What is asked - From the entries that follow, extract each line holding the string "вида".

Dataset records -
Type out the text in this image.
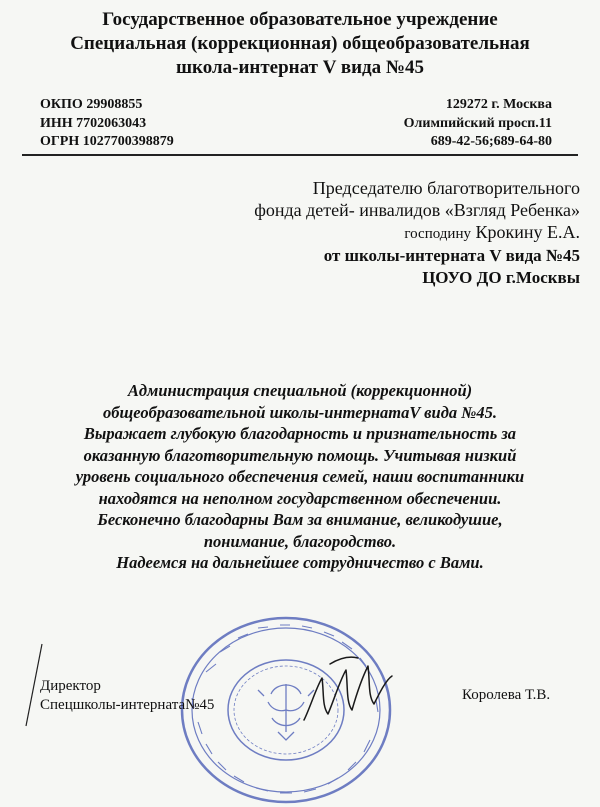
Государственное образовательное учреждение
Специальная (коррекционная) общеобразовательная
школа-интернат V вида №45
ОКПО 29908855
ИНН 7702063043
ОГРН 1027700398879
129272 г. Москва
Олимпийский просп.11
689-42-56;689-64-80
Председателю благотворительного
фонда детей- инвалидов «Взгляд Ребенка»
господину Крокину Е.А.
от школы-интерната V вида №45
ЦОУО ДО г.Москвы
Администрация специальной (коррекционной)
общеобразовательной школы-интернатаV вида №45.
Выражает глубокую благодарность и признательность за
оказанную благотворительную помощь. Учитывая низкий
уровень социального обеспечения семей, наши воспитанники
находятся на неполном государственном обеспечении.
Бесконечно благодарны Вам за внимание, великодушие,
понимание, благородство.
Надеемся на дальнейшее сотрудничество с Вами.
Директор
Спецшколы-интерната№45
Королева Т.В.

Answer to this task -
школа-интернат V вида №45
от школы-интерната V вида №45
общеобразовательной школы-интернатаV вида №45.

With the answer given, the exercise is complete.